### YOUR TASK
Which lines in the records below contain the word "人人向上"? Copy each of them.

Stored items
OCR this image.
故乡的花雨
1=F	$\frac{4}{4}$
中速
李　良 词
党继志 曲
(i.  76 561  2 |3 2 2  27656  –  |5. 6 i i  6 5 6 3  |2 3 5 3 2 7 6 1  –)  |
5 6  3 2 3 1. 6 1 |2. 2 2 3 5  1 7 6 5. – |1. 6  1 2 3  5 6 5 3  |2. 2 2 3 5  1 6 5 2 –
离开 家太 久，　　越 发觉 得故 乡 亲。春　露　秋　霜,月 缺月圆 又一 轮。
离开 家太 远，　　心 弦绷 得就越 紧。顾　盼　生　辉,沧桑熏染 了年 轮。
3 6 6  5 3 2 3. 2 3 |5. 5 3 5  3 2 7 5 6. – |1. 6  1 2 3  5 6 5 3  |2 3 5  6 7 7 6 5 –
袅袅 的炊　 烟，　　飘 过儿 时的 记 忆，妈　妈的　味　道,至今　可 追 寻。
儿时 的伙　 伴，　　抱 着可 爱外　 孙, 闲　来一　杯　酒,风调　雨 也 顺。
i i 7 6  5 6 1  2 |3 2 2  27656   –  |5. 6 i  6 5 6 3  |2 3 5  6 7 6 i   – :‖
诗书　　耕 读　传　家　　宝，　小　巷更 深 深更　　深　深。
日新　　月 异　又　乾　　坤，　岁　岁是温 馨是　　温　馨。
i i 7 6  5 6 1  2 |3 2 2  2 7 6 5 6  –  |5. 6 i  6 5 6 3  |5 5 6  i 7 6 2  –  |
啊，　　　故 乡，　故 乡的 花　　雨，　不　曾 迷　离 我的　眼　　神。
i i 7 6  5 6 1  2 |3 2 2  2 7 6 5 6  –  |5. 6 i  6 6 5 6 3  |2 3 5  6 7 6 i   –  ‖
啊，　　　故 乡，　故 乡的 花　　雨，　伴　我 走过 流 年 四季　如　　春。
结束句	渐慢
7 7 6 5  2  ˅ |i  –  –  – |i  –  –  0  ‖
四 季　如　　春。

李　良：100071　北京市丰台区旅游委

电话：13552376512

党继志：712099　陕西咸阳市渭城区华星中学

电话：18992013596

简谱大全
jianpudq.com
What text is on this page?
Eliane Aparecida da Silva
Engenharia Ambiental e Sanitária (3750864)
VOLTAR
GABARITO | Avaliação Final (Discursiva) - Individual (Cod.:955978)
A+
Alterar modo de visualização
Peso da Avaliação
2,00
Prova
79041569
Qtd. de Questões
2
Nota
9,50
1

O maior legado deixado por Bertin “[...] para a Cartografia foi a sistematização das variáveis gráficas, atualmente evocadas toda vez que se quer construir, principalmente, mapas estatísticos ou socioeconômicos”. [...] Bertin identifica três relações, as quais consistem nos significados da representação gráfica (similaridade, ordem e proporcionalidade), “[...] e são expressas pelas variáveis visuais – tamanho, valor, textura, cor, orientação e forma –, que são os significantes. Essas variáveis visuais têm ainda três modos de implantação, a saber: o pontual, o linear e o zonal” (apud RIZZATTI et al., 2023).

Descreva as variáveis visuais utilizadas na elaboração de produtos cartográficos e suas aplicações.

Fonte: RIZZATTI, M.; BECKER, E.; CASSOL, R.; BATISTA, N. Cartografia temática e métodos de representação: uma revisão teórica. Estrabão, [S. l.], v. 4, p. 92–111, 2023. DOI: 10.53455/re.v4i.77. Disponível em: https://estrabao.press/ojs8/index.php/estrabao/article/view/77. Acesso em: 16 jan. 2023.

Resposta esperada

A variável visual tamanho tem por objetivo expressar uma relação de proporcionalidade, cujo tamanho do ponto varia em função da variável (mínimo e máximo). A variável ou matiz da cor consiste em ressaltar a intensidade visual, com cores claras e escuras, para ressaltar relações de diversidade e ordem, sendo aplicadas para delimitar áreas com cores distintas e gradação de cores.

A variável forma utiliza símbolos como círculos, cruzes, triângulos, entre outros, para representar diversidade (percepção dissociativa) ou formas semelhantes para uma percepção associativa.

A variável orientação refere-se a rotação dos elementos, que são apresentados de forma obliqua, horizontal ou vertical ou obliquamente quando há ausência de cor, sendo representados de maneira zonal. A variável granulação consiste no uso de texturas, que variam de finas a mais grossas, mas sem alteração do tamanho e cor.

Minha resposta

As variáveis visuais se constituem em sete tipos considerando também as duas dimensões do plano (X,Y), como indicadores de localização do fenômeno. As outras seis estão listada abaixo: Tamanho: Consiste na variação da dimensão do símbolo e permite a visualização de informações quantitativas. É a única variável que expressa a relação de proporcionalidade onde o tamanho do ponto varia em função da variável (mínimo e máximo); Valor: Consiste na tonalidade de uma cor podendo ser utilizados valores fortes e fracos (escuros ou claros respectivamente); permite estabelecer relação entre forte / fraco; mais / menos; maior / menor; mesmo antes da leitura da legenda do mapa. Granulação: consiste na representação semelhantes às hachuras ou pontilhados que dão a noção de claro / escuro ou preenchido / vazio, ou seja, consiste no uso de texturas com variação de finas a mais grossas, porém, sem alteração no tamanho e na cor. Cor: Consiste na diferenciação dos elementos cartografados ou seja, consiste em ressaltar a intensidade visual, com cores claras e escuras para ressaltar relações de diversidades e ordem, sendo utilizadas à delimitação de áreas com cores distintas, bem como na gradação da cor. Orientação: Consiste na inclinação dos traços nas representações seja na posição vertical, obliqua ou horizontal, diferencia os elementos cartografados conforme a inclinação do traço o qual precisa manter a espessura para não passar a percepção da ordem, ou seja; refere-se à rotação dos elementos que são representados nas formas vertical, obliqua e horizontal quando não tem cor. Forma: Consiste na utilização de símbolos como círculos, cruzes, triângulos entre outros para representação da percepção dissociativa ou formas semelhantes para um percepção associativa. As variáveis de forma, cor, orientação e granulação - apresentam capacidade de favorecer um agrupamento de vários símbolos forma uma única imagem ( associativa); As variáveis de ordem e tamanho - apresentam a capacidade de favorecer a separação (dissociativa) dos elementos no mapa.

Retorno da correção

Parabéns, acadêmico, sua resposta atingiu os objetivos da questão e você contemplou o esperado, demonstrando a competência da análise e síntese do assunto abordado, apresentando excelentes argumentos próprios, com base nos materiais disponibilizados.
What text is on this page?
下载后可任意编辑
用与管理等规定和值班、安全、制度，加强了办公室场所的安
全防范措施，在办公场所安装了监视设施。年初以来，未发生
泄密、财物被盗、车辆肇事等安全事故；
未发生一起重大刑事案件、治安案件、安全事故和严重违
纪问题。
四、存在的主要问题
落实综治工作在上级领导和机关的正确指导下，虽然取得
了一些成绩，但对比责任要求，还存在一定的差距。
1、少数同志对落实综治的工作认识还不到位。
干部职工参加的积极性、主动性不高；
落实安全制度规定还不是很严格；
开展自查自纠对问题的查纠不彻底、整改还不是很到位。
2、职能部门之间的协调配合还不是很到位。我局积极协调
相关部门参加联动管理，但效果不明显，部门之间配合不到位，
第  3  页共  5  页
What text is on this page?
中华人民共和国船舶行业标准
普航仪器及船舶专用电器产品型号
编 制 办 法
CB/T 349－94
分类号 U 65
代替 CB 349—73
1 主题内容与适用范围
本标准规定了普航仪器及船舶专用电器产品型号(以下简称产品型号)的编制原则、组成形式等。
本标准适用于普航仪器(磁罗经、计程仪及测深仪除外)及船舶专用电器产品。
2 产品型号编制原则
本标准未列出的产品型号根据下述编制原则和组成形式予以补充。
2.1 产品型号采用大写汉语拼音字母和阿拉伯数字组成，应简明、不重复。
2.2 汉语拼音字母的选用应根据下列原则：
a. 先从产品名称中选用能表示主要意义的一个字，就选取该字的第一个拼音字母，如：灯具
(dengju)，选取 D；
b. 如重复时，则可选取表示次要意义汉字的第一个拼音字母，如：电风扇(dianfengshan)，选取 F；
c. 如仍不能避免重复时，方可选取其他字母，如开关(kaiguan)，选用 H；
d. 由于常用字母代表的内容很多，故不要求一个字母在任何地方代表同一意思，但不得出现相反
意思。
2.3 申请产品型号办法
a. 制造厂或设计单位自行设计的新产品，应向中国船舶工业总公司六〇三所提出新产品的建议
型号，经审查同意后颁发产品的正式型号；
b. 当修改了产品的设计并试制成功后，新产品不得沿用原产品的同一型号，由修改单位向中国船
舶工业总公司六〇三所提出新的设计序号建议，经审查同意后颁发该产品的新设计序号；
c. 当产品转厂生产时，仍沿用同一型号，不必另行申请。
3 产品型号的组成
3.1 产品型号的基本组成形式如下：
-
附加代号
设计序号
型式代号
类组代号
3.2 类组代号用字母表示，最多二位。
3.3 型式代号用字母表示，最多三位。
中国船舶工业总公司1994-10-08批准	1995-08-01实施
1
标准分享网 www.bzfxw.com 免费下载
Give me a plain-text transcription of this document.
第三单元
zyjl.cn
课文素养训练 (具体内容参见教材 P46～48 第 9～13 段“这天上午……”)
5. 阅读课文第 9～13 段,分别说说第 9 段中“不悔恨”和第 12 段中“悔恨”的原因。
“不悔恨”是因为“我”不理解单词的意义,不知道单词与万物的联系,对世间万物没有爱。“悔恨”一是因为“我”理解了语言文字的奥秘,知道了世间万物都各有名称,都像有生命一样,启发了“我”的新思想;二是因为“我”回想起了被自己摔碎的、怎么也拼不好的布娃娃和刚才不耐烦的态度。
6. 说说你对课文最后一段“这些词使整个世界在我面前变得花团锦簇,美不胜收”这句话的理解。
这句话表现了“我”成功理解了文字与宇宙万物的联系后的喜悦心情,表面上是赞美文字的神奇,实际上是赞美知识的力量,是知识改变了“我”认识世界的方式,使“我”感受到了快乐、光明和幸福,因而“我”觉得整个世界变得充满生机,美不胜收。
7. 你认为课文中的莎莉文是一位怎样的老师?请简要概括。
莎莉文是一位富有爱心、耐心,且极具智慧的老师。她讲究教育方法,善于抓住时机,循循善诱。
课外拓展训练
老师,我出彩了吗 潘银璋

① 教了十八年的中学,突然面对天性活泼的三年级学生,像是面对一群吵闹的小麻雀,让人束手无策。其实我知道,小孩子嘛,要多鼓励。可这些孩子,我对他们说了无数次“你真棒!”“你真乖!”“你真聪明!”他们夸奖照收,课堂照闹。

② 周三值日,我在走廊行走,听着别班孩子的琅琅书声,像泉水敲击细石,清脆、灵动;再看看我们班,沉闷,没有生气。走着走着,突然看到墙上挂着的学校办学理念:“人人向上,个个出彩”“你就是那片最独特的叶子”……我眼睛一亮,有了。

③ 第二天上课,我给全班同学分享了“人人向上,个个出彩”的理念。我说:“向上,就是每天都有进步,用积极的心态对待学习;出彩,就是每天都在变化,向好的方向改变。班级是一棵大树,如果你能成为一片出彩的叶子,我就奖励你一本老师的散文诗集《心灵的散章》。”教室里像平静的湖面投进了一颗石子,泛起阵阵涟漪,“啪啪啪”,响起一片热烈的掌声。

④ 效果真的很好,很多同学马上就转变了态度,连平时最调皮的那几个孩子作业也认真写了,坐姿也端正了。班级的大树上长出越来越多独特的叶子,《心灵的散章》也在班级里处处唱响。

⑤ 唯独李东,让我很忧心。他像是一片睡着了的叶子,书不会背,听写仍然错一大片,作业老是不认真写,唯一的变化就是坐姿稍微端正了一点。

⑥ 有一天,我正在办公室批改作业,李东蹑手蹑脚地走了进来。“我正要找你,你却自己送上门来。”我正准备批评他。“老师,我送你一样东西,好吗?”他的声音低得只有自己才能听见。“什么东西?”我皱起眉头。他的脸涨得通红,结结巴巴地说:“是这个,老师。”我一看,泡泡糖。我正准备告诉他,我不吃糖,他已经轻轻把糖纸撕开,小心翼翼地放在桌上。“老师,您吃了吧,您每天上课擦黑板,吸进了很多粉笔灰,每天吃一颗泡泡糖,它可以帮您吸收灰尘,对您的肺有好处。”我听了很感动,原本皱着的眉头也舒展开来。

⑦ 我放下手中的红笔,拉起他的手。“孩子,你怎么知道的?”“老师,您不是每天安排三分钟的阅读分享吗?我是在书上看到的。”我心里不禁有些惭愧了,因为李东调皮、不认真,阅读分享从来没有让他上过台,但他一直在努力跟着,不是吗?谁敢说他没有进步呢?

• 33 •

### THE REPLY
② 周三值日,我在走廊行走,听着别班孩子的琅琅书声,像泉水敲击细石,清脆、灵动;再看看我们班,沉闷,没有生气。走着走着,突然看到墙上挂着的学校办学理念:“人人向上,个个出彩”“你就是那片最独特的叶子”……我眼睛一亮,有了。
③ 第二天上课,我给全班同学分享了“人人向上,个个出彩”的理念。我说:“向上,就是每天都有进步,用积极的心态对待学习;出彩,就是每天都在变化,向好的方向改变。班级是一棵大树,如果你能成为一片出彩的叶子,我就奖励你一本老师的散文诗集《心灵的散章》。”教室里像平静的湖面投进了一颗石子,泛起阵阵涟漪,“啪啪啪”,响起一片热烈的掌声。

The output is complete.